_Problem to work on_. Each line in the entries below that holds the string "this" is to be listed.

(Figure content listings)
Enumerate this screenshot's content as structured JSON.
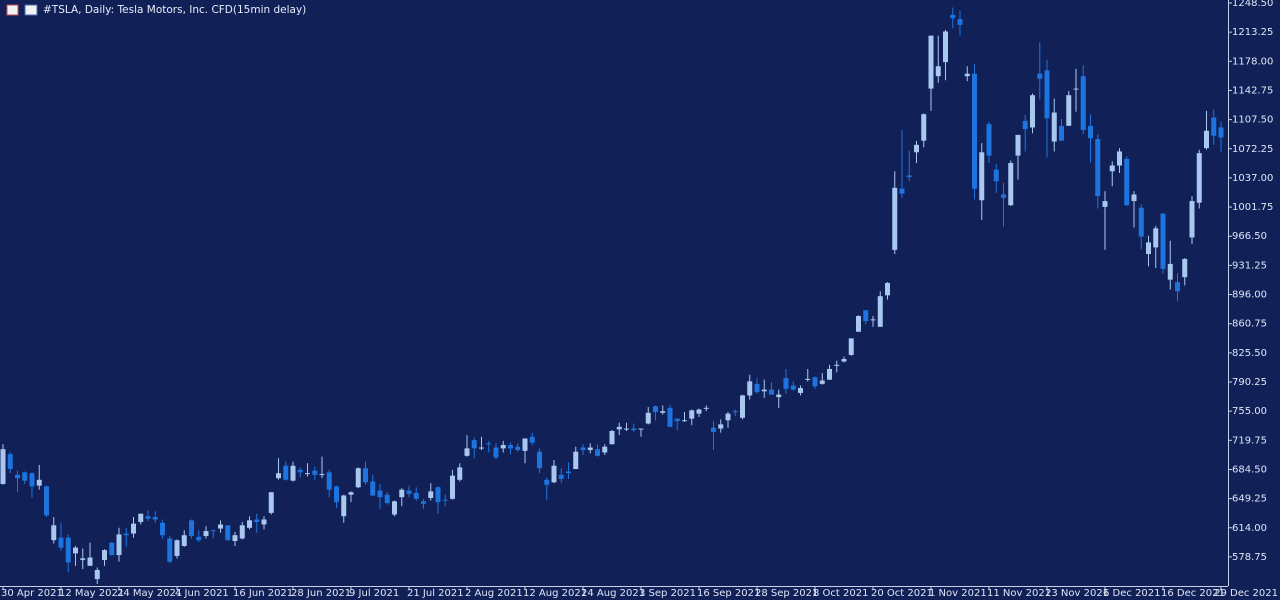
{
  "chart_data": {
    "type": "candlestick",
    "title": "#TSLA, Daily:  Tesla Motors, Inc.  CFD(15min delay)",
    "up_color": "#a9c8f0",
    "down_color": "#1e74de",
    "background": "#112158",
    "categories": [
      "30 Apr 2021",
      null,
      null,
      null,
      null,
      null,
      null,
      null,
      "12 May 2021",
      null,
      null,
      null,
      null,
      null,
      null,
      null,
      "24 May 2021",
      null,
      null,
      null,
      null,
      null,
      null,
      null,
      "4 Jun 2021",
      null,
      null,
      null,
      null,
      null,
      null,
      null,
      "16 Jun 2021",
      null,
      null,
      null,
      null,
      null,
      null,
      null,
      "28 Jun 2021",
      null,
      null,
      null,
      null,
      null,
      null,
      null,
      "9 Jul 2021",
      null,
      null,
      null,
      null,
      null,
      null,
      null,
      "21 Jul 2021",
      null,
      null,
      null,
      null,
      null,
      null,
      null,
      "2 Aug 2021",
      null,
      null,
      null,
      null,
      null,
      null,
      null,
      "12 Aug 2021",
      null,
      null,
      null,
      null,
      null,
      null,
      null,
      "24 Aug 2021",
      null,
      null,
      null,
      null,
      null,
      null,
      null,
      "3 Sep 2021",
      null,
      null,
      null,
      null,
      null,
      null,
      null,
      "16 Sep 2021",
      null,
      null,
      null,
      null,
      null,
      null,
      null,
      "28 Sep 2021",
      null,
      null,
      null,
      null,
      null,
      null,
      null,
      "8 Oct 2021",
      null,
      null,
      null,
      null,
      null,
      null,
      null,
      "20 Oct 2021",
      null,
      null,
      null,
      null,
      null,
      null,
      null,
      "1 Nov 2021",
      null,
      null,
      null,
      null,
      null,
      null,
      null,
      "11 Nov 2021",
      null,
      null,
      null,
      null,
      null,
      null,
      null,
      "23 Nov 2021",
      null,
      null,
      null,
      null,
      null,
      null,
      null,
      "6 Dec 2021",
      null,
      null,
      null,
      null,
      null,
      null,
      null,
      "16 Dec 2021",
      null,
      null,
      null,
      null,
      null,
      null,
      null,
      "29 Dec 2021"
    ],
    "open": [
      667,
      703,
      678,
      681,
      680,
      665,
      664,
      599,
      602,
      602,
      583,
      575,
      568,
      552,
      575,
      596,
      581,
      607,
      607,
      621,
      628,
      627,
      620,
      601,
      580,
      592,
      623,
      603,
      604,
      611,
      613,
      617,
      598,
      601,
      614,
      624,
      618,
      632,
      674,
      689,
      671,
      684,
      679,
      683,
      678,
      681,
      664,
      628,
      654,
      663,
      686,
      670,
      659,
      654,
      630,
      651,
      659,
      656,
      646,
      650,
      663,
      648,
      649,
      672,
      701,
      720,
      711,
      716,
      711,
      710,
      714,
      712,
      707,
      724,
      706,
      672,
      669,
      678,
      682,
      685,
      711,
      708,
      709,
      705,
      715,
      733,
      734,
      734,
      733,
      740,
      761,
      753,
      759,
      746,
      743,
      746,
      752,
      758,
      735,
      734,
      744,
      755,
      747,
      774,
      788,
      779,
      781,
      772,
      795,
      786,
      777,
      794,
      796,
      788,
      793,
      811,
      815,
      823,
      851,
      877,
      865,
      857,
      895,
      950,
      1024,
      1040,
      1068,
      1082,
      1145,
      1160,
      1177,
      1234,
      1229,
      1160,
      1163,
      1010,
      1102,
      1047,
      1017,
      1004,
      1064,
      1106,
      1098,
      1163,
      1167,
      1081,
      1100,
      1100,
      1145,
      1160,
      1100,
      1084,
      1002,
      1045,
      1052,
      1060,
      1009,
      1001,
      945,
      953,
      994,
      914,
      911,
      917,
      965,
      1007,
      1073,
      1110,
      1098
    ],
    "high": [
      715,
      706,
      683,
      682,
      681,
      690,
      665,
      627,
      620,
      606,
      592,
      589,
      596,
      566,
      588,
      597,
      614,
      614,
      627,
      631,
      635,
      634,
      624,
      604,
      600,
      611,
      624,
      611,
      616,
      612,
      623,
      617,
      609,
      621,
      628,
      631,
      628,
      657,
      698,
      694,
      694,
      687,
      692,
      688,
      700,
      684,
      665,
      654,
      658,
      687,
      694,
      678,
      667,
      657,
      647,
      662,
      665,
      663,
      649,
      668,
      664,
      654,
      684,
      692,
      726,
      723,
      724,
      719,
      716,
      719,
      717,
      716,
      722,
      729,
      710,
      675,
      696,
      686,
      693,
      712,
      715,
      716,
      715,
      715,
      732,
      741,
      741,
      740,
      734,
      760,
      762,
      762,
      762,
      746,
      754,
      757,
      758,
      762,
      743,
      745,
      754,
      757,
      775,
      799,
      795,
      793,
      790,
      781,
      806,
      791,
      786,
      806,
      797,
      801,
      811,
      816,
      821,
      843,
      871,
      877,
      870,
      900,
      911,
      1045,
      1095,
      1070,
      1082,
      1115,
      1209,
      1209,
      1216,
      1243,
      1239,
      1172,
      1175,
      1079,
      1105,
      1054,
      1031,
      1058,
      1089,
      1113,
      1139,
      1201,
      1180,
      1133,
      1108,
      1142,
      1169,
      1173,
      1114,
      1090,
      1021,
      1057,
      1073,
      1063,
      1021,
      1005,
      967,
      979,
      994,
      961,
      922,
      940,
      1015,
      1071,
      1118,
      1120,
      1105
    ],
    "low": [
      666,
      680,
      657,
      667,
      650,
      660,
      627,
      595,
      586,
      560,
      568,
      564,
      568,
      546,
      568,
      580,
      573,
      591,
      602,
      618,
      622,
      620,
      601,
      571,
      577,
      591,
      601,
      597,
      601,
      601,
      608,
      598,
      592,
      600,
      612,
      608,
      612,
      630,
      672,
      671,
      670,
      675,
      676,
      672,
      674,
      651,
      638,
      620,
      645,
      662,
      666,
      652,
      637,
      642,
      628,
      640,
      651,
      647,
      637,
      647,
      631,
      640,
      648,
      670,
      700,
      698,
      708,
      705,
      697,
      705,
      703,
      706,
      692,
      714,
      680,
      648,
      668,
      668,
      673,
      685,
      702,
      704,
      700,
      702,
      715,
      726,
      731,
      730,
      724,
      739,
      744,
      751,
      736,
      732,
      742,
      738,
      748,
      755,
      708,
      729,
      735,
      749,
      745,
      769,
      776,
      771,
      775,
      759,
      776,
      780,
      774,
      791,
      782,
      787,
      793,
      802,
      814,
      822,
      851,
      860,
      857,
      857,
      890,
      945,
      1013,
      1033,
      1055,
      1074,
      1118,
      1152,
      1155,
      1218,
      1209,
      1154,
      1011,
      986,
      1055,
      1019,
      978,
      1003,
      1035,
      1069,
      1091,
      1132,
      1062,
      1069,
      1082,
      1100,
      1117,
      1090,
      1056,
      1000,
      950,
      1027,
      1043,
      1003,
      977,
      951,
      930,
      928,
      921,
      902,
      888,
      907,
      957,
      1000,
      1071,
      1077,
      1069
    ],
    "close": [
      709,
      685,
      674,
      671,
      664,
      672,
      629,
      617,
      590,
      572,
      590,
      577,
      578,
      563,
      587,
      581,
      606,
      605,
      619,
      631,
      625,
      624,
      605,
      573,
      599,
      605,
      604,
      599,
      610,
      610,
      618,
      599,
      605,
      617,
      623,
      621,
      624,
      657,
      680,
      672,
      689,
      681,
      680,
      678,
      679,
      660,
      645,
      653,
      657,
      686,
      669,
      653,
      651,
      644,
      646,
      660,
      655,
      649,
      643,
      658,
      645,
      647,
      677,
      687,
      710,
      710,
      711,
      715,
      699,
      714,
      710,
      708,
      722,
      717,
      686,
      666,
      689,
      673,
      680,
      706,
      708,
      711,
      701,
      712,
      731,
      736,
      734,
      732,
      734,
      753,
      754,
      755,
      736,
      743,
      744,
      756,
      757,
      759,
      730,
      739,
      752,
      754,
      774,
      791,
      778,
      781,
      775,
      775,
      782,
      781,
      783,
      794,
      785,
      792,
      806,
      811,
      818,
      843,
      870,
      864,
      866,
      894,
      910,
      1025,
      1018,
      1038,
      1077,
      1114,
      1209,
      1172,
      1214,
      1230,
      1222,
      1163,
      1024,
      1068,
      1064,
      1033,
      1013,
      1055,
      1089,
      1096,
      1137,
      1157,
      1109,
      1116,
      1082,
      1137,
      1145,
      1095,
      1085,
      1015,
      1009,
      1052,
      1069,
      1004,
      1017,
      966,
      959,
      976,
      927,
      933,
      900,
      939,
      1009,
      1067,
      1094,
      1088,
      1086
    ],
    "ylim": [
      543.6,
      1252.1
    ],
    "yticks": [
      578.75,
      {
        "value": 614,
        "label": "614.00"
      },
      649.25,
      {
        "value": 684.5,
        "label": "684.50"
      },
      719.75,
      {
        "value": 755,
        "label": "755.00"
      },
      790.25,
      {
        "value": 825.5,
        "label": "825.50"
      },
      860.75,
      {
        "value": 896,
        "label": "896.00"
      },
      931.25,
      {
        "value": 966.5,
        "label": "966.50"
      },
      1001.75,
      {
        "value": 1037,
        "label": "1037.00"
      },
      1072.25,
      {
        "value": 1107.5,
        "label": "1107.50"
      },
      1142.75,
      {
        "value": 1178,
        "label": "1178.00"
      },
      1213.25,
      {
        "value": 1248.5,
        "label": "1248.50"
      }
    ]
  }
}
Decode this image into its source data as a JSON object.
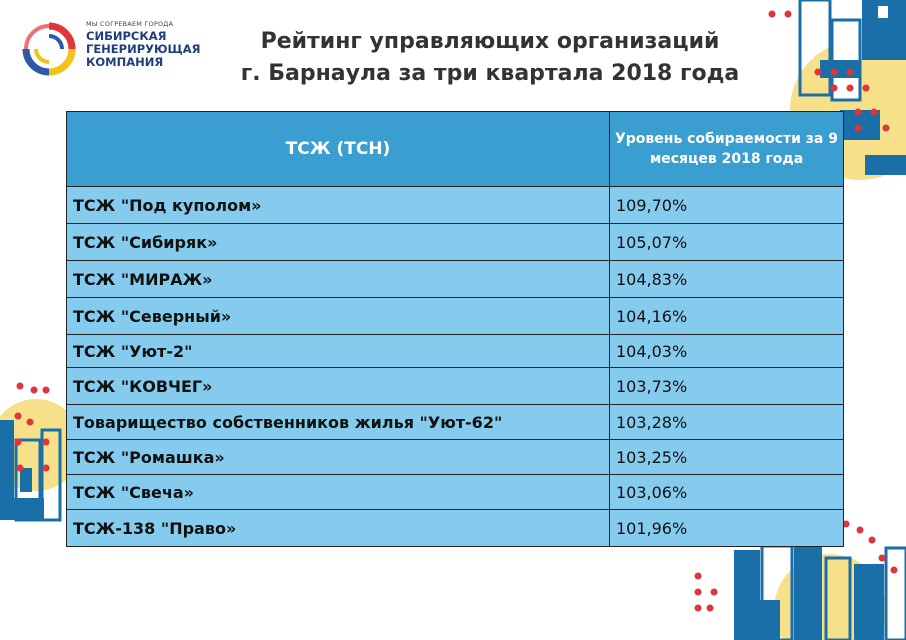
{
  "logo": {
    "tagline": "МЫ СОГРЕВАЕМ ГОРОДА",
    "name_lines": [
      "СИБИРСКАЯ",
      "ГЕНЕРИРУЮЩАЯ",
      "КОМПАНИЯ"
    ],
    "colors": {
      "red": "#e2343b",
      "yellow": "#f2c318",
      "blue": "#2d5aa8"
    }
  },
  "title_lines": [
    "Рейтинг управляющих организаций",
    "г. Барнаула за три квартала 2018 года"
  ],
  "table": {
    "headers": [
      "ТСЖ (ТСН)",
      "Уровень собираемости за 9 месяцев 2018 года"
    ],
    "rows": [
      {
        "name": "ТСЖ \"Под куполом»",
        "value": "109,70%"
      },
      {
        "name": "ТСЖ \"Сибиряк»",
        "value": "105,07%"
      },
      {
        "name": "ТСЖ \"МИРАЖ»",
        "value": "104,83%"
      },
      {
        "name": "ТСЖ \"Северный»",
        "value": "104,16%"
      },
      {
        "name": "ТСЖ \"Уют-2\"",
        "value": "104,03%"
      },
      {
        "name": "ТСЖ \"КОВЧЕГ»",
        "value": "103,73%"
      },
      {
        "name": "Товарищество собственников жилья \"Уют-62\"",
        "value": "103,28%"
      },
      {
        "name": "ТСЖ \"Ромашка»",
        "value": "103,25%"
      },
      {
        "name": "ТСЖ \"Свеча»",
        "value": "103,06%"
      },
      {
        "name": "ТСЖ-138 \"Право»",
        "value": "101,96%"
      }
    ]
  },
  "colors": {
    "header_bg": "#3a9fd0",
    "cell_bg": "#85cbee",
    "deco_blue": "#1a6fa8",
    "deco_yellow": "#f7e08a",
    "deco_red": "#e2343b"
  }
}
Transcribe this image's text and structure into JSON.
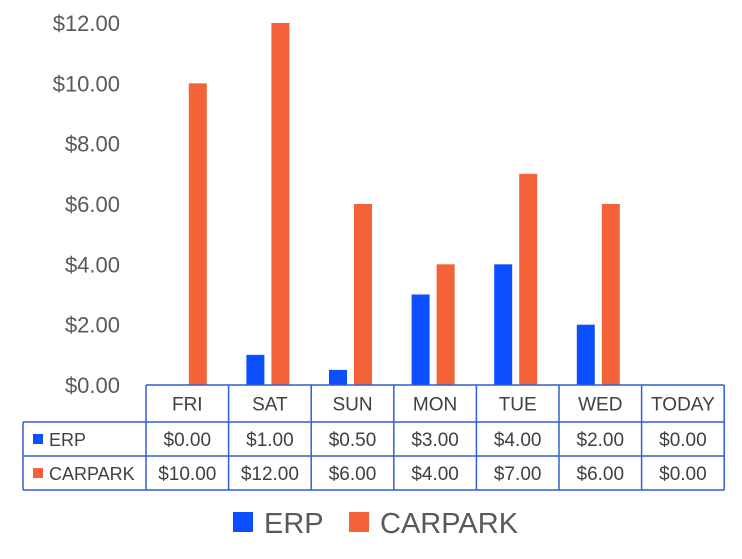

_Written solution_.
Enumerate this screenshot's content as structured JSON.
Decode this image into its source data as a JSON object.
Transcribe this image's text and structure into JSON.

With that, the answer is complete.